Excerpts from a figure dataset
━━━━━━━━━━━━━━━━
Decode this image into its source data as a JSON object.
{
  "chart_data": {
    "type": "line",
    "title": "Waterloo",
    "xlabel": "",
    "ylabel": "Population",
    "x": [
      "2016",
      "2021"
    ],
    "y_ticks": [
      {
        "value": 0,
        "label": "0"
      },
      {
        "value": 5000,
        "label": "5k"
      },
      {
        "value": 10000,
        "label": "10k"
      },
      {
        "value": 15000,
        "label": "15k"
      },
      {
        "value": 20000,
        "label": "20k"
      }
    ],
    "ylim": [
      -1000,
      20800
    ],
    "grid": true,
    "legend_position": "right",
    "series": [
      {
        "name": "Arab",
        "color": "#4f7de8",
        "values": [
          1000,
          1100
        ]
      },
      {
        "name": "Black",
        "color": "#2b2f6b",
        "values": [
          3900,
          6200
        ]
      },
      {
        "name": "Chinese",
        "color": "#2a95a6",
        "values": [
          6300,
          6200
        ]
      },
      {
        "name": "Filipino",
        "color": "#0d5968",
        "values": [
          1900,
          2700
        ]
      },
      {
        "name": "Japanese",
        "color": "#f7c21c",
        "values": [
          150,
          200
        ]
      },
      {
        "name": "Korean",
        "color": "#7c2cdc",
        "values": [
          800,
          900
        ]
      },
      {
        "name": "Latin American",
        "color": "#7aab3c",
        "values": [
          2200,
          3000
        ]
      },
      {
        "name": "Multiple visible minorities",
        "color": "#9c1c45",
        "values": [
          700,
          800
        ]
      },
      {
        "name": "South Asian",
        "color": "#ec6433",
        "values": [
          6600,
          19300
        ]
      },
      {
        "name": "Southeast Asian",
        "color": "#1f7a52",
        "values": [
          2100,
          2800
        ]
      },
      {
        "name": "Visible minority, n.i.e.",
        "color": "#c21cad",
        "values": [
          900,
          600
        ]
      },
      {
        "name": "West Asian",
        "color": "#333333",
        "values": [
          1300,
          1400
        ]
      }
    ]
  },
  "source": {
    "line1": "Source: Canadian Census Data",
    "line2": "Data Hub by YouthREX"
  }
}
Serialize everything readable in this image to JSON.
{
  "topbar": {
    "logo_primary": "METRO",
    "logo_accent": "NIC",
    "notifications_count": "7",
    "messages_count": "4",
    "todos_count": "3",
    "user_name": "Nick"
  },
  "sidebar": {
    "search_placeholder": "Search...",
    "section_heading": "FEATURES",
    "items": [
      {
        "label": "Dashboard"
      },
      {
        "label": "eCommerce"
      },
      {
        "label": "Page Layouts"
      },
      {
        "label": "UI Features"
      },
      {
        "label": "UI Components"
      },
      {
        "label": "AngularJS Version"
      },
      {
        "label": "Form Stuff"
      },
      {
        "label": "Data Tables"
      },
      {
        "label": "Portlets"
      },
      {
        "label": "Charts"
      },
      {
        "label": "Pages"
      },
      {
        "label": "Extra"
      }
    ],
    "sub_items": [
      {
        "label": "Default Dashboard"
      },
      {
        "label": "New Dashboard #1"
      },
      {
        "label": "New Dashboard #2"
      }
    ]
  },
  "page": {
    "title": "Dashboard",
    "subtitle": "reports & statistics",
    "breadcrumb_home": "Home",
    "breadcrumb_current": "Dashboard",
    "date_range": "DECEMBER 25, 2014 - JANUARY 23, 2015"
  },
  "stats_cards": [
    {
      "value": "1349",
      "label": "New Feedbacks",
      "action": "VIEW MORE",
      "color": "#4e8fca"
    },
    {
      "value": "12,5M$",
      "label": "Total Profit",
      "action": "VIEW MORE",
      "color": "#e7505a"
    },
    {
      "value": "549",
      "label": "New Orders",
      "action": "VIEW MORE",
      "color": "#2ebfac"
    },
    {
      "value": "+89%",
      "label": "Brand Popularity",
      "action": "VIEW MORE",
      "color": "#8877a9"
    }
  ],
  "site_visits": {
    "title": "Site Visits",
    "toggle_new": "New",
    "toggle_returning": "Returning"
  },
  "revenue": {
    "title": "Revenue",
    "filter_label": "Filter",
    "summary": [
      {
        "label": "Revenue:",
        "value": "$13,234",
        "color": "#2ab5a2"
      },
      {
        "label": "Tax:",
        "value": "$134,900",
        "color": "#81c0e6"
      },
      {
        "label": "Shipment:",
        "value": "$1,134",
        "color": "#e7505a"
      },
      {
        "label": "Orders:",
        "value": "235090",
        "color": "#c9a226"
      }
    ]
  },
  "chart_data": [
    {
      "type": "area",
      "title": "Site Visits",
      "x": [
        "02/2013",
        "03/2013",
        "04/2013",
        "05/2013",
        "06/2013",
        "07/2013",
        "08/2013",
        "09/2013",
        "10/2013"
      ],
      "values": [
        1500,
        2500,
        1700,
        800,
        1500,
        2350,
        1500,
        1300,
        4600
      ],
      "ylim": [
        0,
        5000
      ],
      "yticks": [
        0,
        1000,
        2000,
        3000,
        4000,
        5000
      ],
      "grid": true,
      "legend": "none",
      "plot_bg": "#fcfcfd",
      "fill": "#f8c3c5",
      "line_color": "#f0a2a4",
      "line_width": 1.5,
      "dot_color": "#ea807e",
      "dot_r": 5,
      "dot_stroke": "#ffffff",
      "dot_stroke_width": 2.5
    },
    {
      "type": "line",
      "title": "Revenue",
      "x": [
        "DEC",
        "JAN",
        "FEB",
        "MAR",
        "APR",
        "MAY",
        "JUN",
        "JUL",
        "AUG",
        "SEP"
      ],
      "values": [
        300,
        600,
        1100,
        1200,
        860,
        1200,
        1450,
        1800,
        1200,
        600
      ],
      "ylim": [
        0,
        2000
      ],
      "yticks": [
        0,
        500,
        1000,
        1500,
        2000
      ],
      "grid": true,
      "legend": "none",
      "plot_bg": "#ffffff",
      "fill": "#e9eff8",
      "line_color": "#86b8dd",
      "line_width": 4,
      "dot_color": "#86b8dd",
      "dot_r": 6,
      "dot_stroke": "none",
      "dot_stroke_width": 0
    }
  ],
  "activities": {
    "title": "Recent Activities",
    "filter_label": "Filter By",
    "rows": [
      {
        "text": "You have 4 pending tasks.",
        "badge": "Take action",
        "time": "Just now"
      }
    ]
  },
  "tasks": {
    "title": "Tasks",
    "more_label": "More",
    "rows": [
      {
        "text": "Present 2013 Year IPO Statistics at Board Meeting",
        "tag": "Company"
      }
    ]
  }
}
━━━━━━━━━━━━━━━━
_Exercise description_
Type out the entries again, word for word.

_Written response_
Decode this image into its source data as a JSON object.
{
  "chart_data": {
    "type": "line",
    "title": "Waterloo",
    "xlabel": "",
    "ylabel": "Population",
    "x": [
      "2016",
      "2021"
    ],
    "y_ticks": [
      {
        "value": 0,
        "label": "0"
      },
      {
        "value": 5000,
        "label": "5k"
      },
      {
        "value": 10000,
        "label": "10k"
      },
      {
        "value": 15000,
        "label": "15k"
      },
      {
        "value": 20000,
        "label": "20k"
      }
    ],
    "ylim": [
      -1000,
      20800
    ],
    "grid": true,
    "legend_position": "right",
    "series": [
      {
        "name": "Arab",
        "color": "#4f7de8",
        "values": [
          1000,
          1100
        ]
      },
      {
        "name": "Black",
        "color": "#2b2f6b",
        "values": [
          3900,
          6200
        ]
      },
      {
        "name": "Chinese",
        "color": "#2a95a6",
        "values": [
          6300,
          6200
        ]
      },
      {
        "name": "Filipino",
        "color": "#0d5968",
        "values": [
          1900,
          2700
        ]
      },
      {
        "name": "Japanese",
        "color": "#f7c21c",
        "values": [
          150,
          200
        ]
      },
      {
        "name": "Korean",
        "color": "#7c2cdc",
        "values": [
          800,
          900
        ]
      },
      {
        "name": "Latin American",
        "color": "#7aab3c",
        "values": [
          2200,
          3000
        ]
      },
      {
        "name": "Multiple visible minorities",
        "color": "#9c1c45",
        "values": [
          700,
          800
        ]
      },
      {
        "name": "South Asian",
        "color": "#ec6433",
        "values": [
          6600,
          19300
        ]
      },
      {
        "name": "Southeast Asian",
        "color": "#1f7a52",
        "values": [
          2100,
          2800
        ]
      },
      {
        "name": "Visible minority, n.i.e.",
        "color": "#c21cad",
        "values": [
          900,
          600
        ]
      },
      {
        "name": "West Asian",
        "color": "#333333",
        "values": [
          1300,
          1400
        ]
      }
    ]
  },
  "source": {
    "line1": "Source: Canadian Census Data",
    "line2": "Data Hub by YouthREX"
  }
}
Serialize everything readable in this image to JSON.
{
  "topbar": {
    "logo_primary": "METRO",
    "logo_accent": "NIC",
    "notifications_count": "7",
    "messages_count": "4",
    "todos_count": "3",
    "user_name": "Nick"
  },
  "sidebar": {
    "search_placeholder": "Search...",
    "section_heading": "FEATURES",
    "items": [
      {
        "label": "Dashboard"
      },
      {
        "label": "eCommerce"
      },
      {
        "label": "Page Layouts"
      },
      {
        "label": "UI Features"
      },
      {
        "label": "UI Components"
      },
      {
        "label": "AngularJS Version"
      },
      {
        "label": "Form Stuff"
      },
      {
        "label": "Data Tables"
      },
      {
        "label": "Portlets"
      },
      {
        "label": "Charts"
      },
      {
        "label": "Pages"
      },
      {
        "label": "Extra"
      }
    ],
    "sub_items": [
      {
        "label": "Default Dashboard"
      },
      {
        "label": "New Dashboard #1"
      },
      {
        "label": "New Dashboard #2"
      }
    ]
  },
  "page": {
    "title": "Dashboard",
    "subtitle": "reports & statistics",
    "breadcrumb_home": "Home",
    "breadcrumb_current": "Dashboard",
    "date_range": "DECEMBER 25, 2014 - JANUARY 23, 2015"
  },
  "stats_cards": [
    {
      "value": "1349",
      "label": "New Feedbacks",
      "action": "VIEW MORE",
      "color": "#4e8fca"
    },
    {
      "value": "12,5M$",
      "label": "Total Profit",
      "action": "VIEW MORE",
      "color": "#e7505a"
    },
    {
      "value": "549",
      "label": "New Orders",
      "action": "VIEW MORE",
      "color": "#2ebfac"
    },
    {
      "value": "+89%",
      "label": "Brand Popularity",
      "action": "VIEW MORE",
      "color": "#8877a9"
    }
  ],
  "site_visits": {
    "title": "Site Visits",
    "toggle_new": "New",
    "toggle_returning": "Returning"
  },
  "revenue": {
    "title": "Revenue",
    "filter_label": "Filter",
    "summary": [
      {
        "label": "Revenue:",
        "value": "$13,234",
        "color": "#2ab5a2"
      },
      {
        "label": "Tax:",
        "value": "$134,900",
        "color": "#81c0e6"
      },
      {
        "label": "Shipment:",
        "value": "$1,134",
        "color": "#e7505a"
      },
      {
        "label": "Orders:",
        "value": "235090",
        "color": "#c9a226"
      }
    ]
  },
  "chart_data": [
    {
      "type": "area",
      "title": "Site Visits",
      "x": [
        "02/2013",
        "03/2013",
        "04/2013",
        "05/2013",
        "06/2013",
        "07/2013",
        "08/2013",
        "09/2013",
        "10/2013"
      ],
      "values": [
        1500,
        2500,
        1700,
        800,
        1500,
        2350,
        1500,
        1300,
        4600
      ],
      "ylim": [
        0,
        5000
      ],
      "yticks": [
        0,
        1000,
        2000,
        3000,
        4000,
        5000
      ],
      "grid": true,
      "legend": "none",
      "plot_bg": "#fcfcfd",
      "fill": "#f8c3c5",
      "line_color": "#f0a2a4",
      "line_width": 1.5,
      "dot_color": "#ea807e",
      "dot_r": 5,
      "dot_stroke": "#ffffff",
      "dot_stroke_width": 2.5
    },
    {
      "type": "line",
      "title": "Revenue",
      "x": [
        "DEC",
        "JAN",
        "FEB",
        "MAR",
        "APR",
        "MAY",
        "JUN",
        "JUL",
        "AUG",
        "SEP"
      ],
      "values": [
        300,
        600,
        1100,
        1200,
        860,
        1200,
        1450,
        1800,
        1200,
        600
      ],
      "ylim": [
        0,
        2000
      ],
      "yticks": [
        0,
        500,
        1000,
        1500,
        2000
      ],
      "grid": true,
      "legend": "none",
      "plot_bg": "#ffffff",
      "fill": "#e9eff8",
      "line_color": "#86b8dd",
      "line_width": 4,
      "dot_color": "#86b8dd",
      "dot_r": 6,
      "dot_stroke": "none",
      "dot_stroke_width": 0
    }
  ],
  "activities": {
    "title": "Recent Activities",
    "filter_label": "Filter By",
    "rows": [
      {
        "text": "You have 4 pending tasks.",
        "badge": "Take action",
        "time": "Just now"
      }
    ]
  },
  "tasks": {
    "title": "Tasks",
    "more_label": "More",
    "rows": [
      {
        "text": "Present 2013 Year IPO Statistics at Board Meeting",
        "tag": "Company"
      }
    ]
  }
}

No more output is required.